DIRECTIVE:
Copy the listing below line for line, keeping every character, number and symbol unchanged.

INPUT FOR THIS TASK:
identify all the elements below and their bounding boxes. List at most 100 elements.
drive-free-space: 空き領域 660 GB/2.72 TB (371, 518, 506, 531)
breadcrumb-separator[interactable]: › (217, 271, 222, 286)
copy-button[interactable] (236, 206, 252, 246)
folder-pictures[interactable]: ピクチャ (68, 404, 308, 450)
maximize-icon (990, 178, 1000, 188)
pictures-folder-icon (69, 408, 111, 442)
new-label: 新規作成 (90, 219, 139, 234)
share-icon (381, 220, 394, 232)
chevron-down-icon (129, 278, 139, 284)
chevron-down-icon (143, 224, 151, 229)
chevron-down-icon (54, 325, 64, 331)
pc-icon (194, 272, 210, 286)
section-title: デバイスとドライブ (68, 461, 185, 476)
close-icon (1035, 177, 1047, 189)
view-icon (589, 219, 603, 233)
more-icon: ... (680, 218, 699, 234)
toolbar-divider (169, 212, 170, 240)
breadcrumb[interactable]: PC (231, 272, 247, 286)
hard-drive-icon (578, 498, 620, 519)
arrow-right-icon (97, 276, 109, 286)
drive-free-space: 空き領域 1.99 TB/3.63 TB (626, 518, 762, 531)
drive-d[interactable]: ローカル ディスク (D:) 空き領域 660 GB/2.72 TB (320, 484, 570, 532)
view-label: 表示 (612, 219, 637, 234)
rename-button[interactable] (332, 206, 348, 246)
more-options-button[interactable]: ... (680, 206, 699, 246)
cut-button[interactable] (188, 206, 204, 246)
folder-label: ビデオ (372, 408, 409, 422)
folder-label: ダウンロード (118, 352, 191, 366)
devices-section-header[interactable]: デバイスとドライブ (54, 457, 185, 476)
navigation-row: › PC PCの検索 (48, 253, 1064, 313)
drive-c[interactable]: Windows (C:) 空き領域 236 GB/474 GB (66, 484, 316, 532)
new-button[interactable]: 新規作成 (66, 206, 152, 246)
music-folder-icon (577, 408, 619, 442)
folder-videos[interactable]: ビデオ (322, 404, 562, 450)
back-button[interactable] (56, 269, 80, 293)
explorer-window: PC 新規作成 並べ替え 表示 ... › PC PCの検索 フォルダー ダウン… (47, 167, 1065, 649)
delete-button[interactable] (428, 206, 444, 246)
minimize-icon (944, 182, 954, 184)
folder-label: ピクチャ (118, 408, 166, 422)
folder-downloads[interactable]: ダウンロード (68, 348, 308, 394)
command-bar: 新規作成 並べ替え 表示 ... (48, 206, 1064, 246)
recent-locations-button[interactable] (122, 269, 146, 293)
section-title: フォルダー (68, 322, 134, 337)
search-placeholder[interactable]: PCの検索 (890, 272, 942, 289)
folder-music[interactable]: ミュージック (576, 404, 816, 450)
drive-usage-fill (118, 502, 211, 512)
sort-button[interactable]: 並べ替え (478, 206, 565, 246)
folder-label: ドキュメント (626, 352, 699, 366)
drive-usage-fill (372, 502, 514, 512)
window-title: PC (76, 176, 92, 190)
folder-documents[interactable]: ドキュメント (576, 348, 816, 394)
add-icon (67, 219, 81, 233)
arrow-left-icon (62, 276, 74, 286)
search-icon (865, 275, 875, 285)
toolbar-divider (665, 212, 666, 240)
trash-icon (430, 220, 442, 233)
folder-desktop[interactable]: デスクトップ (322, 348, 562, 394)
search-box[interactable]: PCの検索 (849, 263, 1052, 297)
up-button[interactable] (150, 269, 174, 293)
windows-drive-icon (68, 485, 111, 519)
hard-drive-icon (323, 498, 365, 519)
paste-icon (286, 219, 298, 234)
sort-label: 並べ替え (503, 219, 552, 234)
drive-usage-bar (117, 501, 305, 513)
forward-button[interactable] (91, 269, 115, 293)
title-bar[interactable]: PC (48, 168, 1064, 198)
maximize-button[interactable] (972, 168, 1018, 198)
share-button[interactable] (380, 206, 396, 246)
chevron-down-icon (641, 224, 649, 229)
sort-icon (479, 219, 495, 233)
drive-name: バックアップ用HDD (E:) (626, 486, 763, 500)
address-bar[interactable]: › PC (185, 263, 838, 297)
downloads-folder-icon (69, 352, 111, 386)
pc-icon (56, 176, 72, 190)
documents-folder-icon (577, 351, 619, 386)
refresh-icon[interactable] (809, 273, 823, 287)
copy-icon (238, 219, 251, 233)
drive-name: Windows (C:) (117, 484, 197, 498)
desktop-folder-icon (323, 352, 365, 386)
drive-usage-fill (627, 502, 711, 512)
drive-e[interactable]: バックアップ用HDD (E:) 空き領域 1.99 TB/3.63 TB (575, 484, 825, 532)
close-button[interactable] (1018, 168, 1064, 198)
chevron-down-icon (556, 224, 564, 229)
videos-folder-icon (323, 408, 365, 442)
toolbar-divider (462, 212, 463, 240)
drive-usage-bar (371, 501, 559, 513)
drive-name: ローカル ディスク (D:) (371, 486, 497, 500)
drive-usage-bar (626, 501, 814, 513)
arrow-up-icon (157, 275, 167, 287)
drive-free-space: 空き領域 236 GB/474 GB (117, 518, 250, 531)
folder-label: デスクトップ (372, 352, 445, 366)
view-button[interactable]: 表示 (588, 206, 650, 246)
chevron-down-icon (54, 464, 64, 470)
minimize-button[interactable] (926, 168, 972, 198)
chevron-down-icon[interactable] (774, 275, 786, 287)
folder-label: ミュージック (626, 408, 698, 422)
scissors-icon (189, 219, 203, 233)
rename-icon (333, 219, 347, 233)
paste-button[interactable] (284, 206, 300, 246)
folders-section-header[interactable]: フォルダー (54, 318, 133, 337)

CORRECT ANSWER:
identify all the elements below and their bounding boxes. List at most 100 elements.
drive-free-space: 空き領域 660 GB/2.72 TB (371, 518, 506, 531)
breadcrumb-separator[interactable]: › (217, 271, 222, 286)
copy-button[interactable] (236, 206, 252, 246)
folder-pictures[interactable]: ピクチャ (68, 404, 308, 450)
maximize-icon (990, 178, 1000, 188)
pictures-folder-icon (69, 408, 111, 442)
new-label: 新規作成 (90, 219, 139, 234)
share-icon (381, 220, 394, 232)
chevron-down-icon (129, 278, 139, 284)
chevron-down-icon (143, 224, 151, 229)
chevron-down-icon (54, 325, 64, 331)
pc-icon (194, 272, 210, 286)
section-title: デバイスとドライブ (68, 461, 185, 476)
close-icon (1035, 177, 1047, 189)
view-icon (589, 219, 603, 233)
more-icon: ... (680, 218, 699, 234)
toolbar-divider (169, 212, 170, 240)
breadcrumb[interactable]: PC (231, 272, 247, 286)
hard-drive-icon (578, 498, 620, 519)
arrow-right-icon (97, 276, 109, 286)
drive-free-space: 空き領域 1.99 TB/3.63 TB (626, 518, 762, 531)
drive-d[interactable]: ローカル ディスク (D:) 空き領域 660 GB/2.72 TB (320, 484, 570, 532)
view-label: 表示 (612, 219, 637, 234)
rename-button[interactable] (332, 206, 348, 246)
more-options-button[interactable]: ... (680, 206, 699, 246)
cut-button[interactable] (188, 206, 204, 246)
folder-label: ビデオ (372, 408, 409, 422)
folder-label: ダウンロード (118, 352, 191, 366)
devices-section-header[interactable]: デバイスとドライブ (54, 457, 185, 476)
navigation-row: › PC PCの検索 (48, 253, 1064, 313)
drive-c[interactable]: Windows (C:) 空き領域 236 GB/474 GB (66, 484, 316, 532)
new-button[interactable]: 新規作成 (66, 206, 152, 246)
music-folder-icon (577, 408, 619, 442)
folder-videos[interactable]: ビデオ (322, 404, 562, 450)
back-button[interactable] (56, 269, 80, 293)
explorer-window: PC 新規作成 並べ替え 表示 ... › PC PCの検索 フォルダー ダウン… (47, 167, 1065, 649)
delete-button[interactable] (428, 206, 444, 246)
minimize-icon (944, 182, 954, 184)
folder-label: ピクチャ (118, 408, 166, 422)
folder-downloads[interactable]: ダウンロード (68, 348, 308, 394)
command-bar: 新規作成 並べ替え 表示 ... (48, 206, 1064, 246)
recent-locations-button[interactable] (122, 269, 146, 293)
section-title: フォルダー (68, 322, 134, 337)
search-placeholder[interactable]: PCの検索 (890, 272, 942, 289)
folder-music[interactable]: ミュージック (576, 404, 816, 450)
drive-usage-fill (118, 502, 211, 512)
sort-button[interactable]: 並べ替え (478, 206, 565, 246)
folder-label: ドキュメント (626, 352, 699, 366)
drive-usage-fill (372, 502, 514, 512)
window-title: PC (76, 176, 92, 190)
folder-documents[interactable]: ドキュメント (576, 348, 816, 394)
add-icon (67, 219, 81, 233)
arrow-left-icon (62, 276, 74, 286)
search-icon (865, 275, 875, 285)
toolbar-divider (665, 212, 666, 240)
trash-icon (430, 220, 442, 233)
folder-desktop[interactable]: デスクトップ (322, 348, 562, 394)
search-box[interactable]: PCの検索 (849, 263, 1052, 297)
up-button[interactable] (150, 269, 174, 293)
windows-drive-icon (68, 485, 111, 519)
hard-drive-icon (323, 498, 365, 519)
paste-icon (286, 219, 298, 234)
sort-label: 並べ替え (503, 219, 552, 234)
drive-usage-bar (117, 501, 305, 513)
forward-button[interactable] (91, 269, 115, 293)
title-bar[interactable]: PC (48, 168, 1064, 198)
maximize-button[interactable] (972, 168, 1018, 198)
share-button[interactable] (380, 206, 396, 246)
chevron-down-icon (641, 224, 649, 229)
sort-icon (479, 219, 495, 233)
drive-name: バックアップ用HDD (E:) (626, 486, 763, 500)
address-bar[interactable]: › PC (185, 263, 838, 297)
downloads-folder-icon (69, 352, 111, 386)
pc-icon (56, 176, 72, 190)
documents-folder-icon (577, 351, 619, 386)
refresh-icon[interactable] (809, 273, 823, 287)
copy-icon (238, 219, 251, 233)
drive-name: Windows (C:) (117, 484, 197, 498)
desktop-folder-icon (323, 352, 365, 386)
drive-usage-fill (627, 502, 711, 512)
drive-e[interactable]: バックアップ用HDD (E:) 空き領域 1.99 TB/3.63 TB (575, 484, 825, 532)
close-button[interactable] (1018, 168, 1064, 198)
chevron-down-icon (556, 224, 564, 229)
videos-folder-icon (323, 408, 365, 442)
toolbar-divider (462, 212, 463, 240)
drive-usage-bar (371, 501, 559, 513)
drive-name: ローカル ディスク (D:) (371, 486, 497, 500)
drive-usage-bar (626, 501, 814, 513)
arrow-up-icon (157, 275, 167, 287)
drive-free-space: 空き領域 236 GB/474 GB (117, 518, 250, 531)
folder-label: デスクトップ (372, 352, 445, 366)
view-button[interactable]: 表示 (588, 206, 650, 246)
chevron-down-icon (54, 464, 64, 470)
minimize-button[interactable] (926, 168, 972, 198)
chevron-down-icon[interactable] (774, 275, 786, 287)
folder-label: ミュージック (626, 408, 698, 422)
scissors-icon (189, 219, 203, 233)
rename-icon (333, 219, 347, 233)
paste-button[interactable] (284, 206, 300, 246)
folders-section-header[interactable]: フォルダー (54, 318, 133, 337)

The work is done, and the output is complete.